(Stored data entries)
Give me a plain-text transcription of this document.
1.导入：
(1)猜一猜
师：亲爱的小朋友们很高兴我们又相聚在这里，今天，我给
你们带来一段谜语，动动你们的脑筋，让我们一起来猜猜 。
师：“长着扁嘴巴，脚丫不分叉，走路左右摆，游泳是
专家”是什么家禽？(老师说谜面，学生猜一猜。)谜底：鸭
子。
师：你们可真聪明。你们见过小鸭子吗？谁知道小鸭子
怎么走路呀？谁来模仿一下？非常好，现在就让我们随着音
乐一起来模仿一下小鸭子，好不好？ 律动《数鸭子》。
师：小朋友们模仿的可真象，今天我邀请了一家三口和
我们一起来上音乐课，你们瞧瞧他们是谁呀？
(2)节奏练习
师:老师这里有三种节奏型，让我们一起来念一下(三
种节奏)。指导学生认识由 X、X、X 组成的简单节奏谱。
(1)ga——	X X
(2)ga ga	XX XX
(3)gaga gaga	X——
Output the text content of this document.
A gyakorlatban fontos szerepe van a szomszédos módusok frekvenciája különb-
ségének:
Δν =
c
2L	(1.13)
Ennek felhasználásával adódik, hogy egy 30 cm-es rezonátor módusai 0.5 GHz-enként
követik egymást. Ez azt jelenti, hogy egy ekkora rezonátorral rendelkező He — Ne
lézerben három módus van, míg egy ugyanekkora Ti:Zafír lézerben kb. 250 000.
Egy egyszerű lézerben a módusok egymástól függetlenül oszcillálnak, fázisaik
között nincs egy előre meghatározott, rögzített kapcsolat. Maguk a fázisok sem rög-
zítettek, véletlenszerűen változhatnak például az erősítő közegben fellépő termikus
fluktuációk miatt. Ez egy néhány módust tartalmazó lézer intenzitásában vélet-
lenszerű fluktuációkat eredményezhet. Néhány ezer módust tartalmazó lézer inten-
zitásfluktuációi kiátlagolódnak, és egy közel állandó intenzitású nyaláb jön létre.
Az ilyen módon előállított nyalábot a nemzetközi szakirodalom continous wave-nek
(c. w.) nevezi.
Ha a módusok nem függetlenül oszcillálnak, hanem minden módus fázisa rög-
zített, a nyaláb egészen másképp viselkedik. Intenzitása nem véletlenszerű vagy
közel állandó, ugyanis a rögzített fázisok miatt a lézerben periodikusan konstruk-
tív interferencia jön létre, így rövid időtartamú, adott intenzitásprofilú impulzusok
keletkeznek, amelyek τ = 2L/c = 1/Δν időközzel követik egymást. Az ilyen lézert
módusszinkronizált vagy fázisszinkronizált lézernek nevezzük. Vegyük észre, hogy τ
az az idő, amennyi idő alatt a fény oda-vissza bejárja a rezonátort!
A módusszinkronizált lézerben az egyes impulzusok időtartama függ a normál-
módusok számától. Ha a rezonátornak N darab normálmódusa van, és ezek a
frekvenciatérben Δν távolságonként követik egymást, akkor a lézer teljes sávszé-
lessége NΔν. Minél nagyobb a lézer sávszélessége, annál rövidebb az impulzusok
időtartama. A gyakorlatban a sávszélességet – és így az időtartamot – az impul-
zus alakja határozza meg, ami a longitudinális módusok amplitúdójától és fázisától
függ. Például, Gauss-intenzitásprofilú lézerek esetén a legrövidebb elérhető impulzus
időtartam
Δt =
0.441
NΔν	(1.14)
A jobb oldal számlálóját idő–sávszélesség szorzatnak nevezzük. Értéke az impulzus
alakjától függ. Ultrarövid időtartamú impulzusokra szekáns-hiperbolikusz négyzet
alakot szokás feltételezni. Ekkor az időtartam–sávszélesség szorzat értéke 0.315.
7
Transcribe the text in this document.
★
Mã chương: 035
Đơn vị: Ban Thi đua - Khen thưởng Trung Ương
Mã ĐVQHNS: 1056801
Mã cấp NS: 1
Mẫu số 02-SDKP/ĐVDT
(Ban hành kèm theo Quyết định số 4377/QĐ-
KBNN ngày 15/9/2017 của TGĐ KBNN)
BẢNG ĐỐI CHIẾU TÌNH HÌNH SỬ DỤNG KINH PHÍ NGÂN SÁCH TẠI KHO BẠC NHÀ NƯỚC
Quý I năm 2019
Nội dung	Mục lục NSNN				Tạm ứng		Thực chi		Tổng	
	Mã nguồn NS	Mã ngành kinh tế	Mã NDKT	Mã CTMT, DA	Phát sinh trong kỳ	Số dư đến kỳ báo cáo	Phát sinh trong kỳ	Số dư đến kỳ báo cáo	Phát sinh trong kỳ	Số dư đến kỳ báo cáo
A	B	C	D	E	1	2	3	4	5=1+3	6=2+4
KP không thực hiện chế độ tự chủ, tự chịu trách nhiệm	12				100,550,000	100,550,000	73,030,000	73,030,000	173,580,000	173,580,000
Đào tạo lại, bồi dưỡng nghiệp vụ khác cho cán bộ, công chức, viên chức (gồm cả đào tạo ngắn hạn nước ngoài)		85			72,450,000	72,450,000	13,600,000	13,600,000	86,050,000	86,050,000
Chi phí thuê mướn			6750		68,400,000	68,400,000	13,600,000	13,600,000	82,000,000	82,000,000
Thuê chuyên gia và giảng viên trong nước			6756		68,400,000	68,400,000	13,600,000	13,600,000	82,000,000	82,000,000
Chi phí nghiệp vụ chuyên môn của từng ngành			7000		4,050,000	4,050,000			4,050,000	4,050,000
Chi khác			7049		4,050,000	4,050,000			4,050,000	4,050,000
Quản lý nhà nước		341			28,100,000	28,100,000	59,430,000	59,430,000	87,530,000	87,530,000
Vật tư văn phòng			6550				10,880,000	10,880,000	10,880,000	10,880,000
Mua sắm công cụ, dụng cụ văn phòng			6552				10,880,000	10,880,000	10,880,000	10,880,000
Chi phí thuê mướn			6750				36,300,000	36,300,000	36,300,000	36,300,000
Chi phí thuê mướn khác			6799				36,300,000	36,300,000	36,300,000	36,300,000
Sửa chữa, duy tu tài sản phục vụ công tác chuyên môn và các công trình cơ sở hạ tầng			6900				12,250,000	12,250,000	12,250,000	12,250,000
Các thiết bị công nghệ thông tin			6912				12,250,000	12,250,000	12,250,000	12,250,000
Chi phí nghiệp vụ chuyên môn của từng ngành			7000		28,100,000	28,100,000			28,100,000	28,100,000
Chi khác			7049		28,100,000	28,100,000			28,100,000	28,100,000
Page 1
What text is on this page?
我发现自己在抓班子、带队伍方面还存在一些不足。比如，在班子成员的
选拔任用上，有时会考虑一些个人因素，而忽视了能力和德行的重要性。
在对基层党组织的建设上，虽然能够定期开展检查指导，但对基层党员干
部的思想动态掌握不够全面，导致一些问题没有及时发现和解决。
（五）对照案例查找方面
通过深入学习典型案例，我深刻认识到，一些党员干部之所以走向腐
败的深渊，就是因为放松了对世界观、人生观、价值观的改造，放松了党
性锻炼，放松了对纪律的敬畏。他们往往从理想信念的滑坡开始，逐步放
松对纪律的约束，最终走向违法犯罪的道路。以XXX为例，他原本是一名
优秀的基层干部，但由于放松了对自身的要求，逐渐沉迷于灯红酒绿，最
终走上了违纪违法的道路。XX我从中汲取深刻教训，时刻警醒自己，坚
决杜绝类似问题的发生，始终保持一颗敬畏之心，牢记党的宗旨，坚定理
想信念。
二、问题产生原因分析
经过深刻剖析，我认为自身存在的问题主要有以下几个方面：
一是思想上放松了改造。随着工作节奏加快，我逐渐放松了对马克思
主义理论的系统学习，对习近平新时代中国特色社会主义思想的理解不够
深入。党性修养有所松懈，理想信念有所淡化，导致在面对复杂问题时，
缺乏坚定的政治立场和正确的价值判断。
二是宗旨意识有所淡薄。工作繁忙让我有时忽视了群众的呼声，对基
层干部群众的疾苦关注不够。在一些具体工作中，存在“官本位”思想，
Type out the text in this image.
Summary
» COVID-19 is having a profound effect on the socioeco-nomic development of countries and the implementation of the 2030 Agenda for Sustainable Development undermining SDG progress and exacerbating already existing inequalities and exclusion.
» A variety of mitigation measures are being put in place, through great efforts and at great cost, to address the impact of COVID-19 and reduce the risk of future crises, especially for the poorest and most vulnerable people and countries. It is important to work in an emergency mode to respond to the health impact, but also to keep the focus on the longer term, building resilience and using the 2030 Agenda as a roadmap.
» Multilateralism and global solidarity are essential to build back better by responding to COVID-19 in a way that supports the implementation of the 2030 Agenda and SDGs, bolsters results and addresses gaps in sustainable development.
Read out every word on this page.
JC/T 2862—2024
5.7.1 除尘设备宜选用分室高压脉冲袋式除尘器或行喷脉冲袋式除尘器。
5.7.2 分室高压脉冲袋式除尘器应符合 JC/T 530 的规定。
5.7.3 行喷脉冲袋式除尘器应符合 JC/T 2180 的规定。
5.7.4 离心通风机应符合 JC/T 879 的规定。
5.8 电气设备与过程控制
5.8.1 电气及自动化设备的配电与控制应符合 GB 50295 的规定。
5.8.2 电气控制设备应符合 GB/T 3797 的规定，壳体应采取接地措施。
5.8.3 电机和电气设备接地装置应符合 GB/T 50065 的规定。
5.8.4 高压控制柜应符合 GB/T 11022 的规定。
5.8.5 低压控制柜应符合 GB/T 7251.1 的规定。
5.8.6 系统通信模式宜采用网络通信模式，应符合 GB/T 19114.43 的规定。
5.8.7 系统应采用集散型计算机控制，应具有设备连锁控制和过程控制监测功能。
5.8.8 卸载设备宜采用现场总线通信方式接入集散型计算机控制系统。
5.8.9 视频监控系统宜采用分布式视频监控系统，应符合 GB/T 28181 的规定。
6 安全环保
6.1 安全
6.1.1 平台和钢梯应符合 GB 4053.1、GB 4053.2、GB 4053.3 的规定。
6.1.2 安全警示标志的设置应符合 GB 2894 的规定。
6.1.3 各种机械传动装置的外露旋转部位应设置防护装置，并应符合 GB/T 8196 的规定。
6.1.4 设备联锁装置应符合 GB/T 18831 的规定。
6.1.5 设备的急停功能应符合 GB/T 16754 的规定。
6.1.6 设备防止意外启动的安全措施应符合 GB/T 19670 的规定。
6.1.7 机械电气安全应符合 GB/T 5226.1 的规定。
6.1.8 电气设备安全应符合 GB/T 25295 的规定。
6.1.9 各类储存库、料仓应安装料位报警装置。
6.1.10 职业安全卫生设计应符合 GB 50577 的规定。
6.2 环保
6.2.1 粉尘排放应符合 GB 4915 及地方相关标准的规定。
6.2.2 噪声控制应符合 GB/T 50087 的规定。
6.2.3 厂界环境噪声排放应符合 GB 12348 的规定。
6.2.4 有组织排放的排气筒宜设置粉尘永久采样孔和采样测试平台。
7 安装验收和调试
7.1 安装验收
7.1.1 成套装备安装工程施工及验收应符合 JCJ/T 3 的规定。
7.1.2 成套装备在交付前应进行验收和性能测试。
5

* SHORT PROBLEM
Where a line of the entries contains the word "lézerben", copy that line.

* SOLUTION FOR THIS TASK
lézerben három módus van, míg egy ugyanekkora Ti:Zafír lézerben kb. 250 000.
Egy egyszerű lézerben a módusok egymástól függetlenül oszcillálnak, fázisaik
közel állandó, ugyanis a rögzített fázisok miatt a lézerben periodikusan konstruk-
A módusszinkronizált lézerben az egyes impulzusok időtartama függ a normál-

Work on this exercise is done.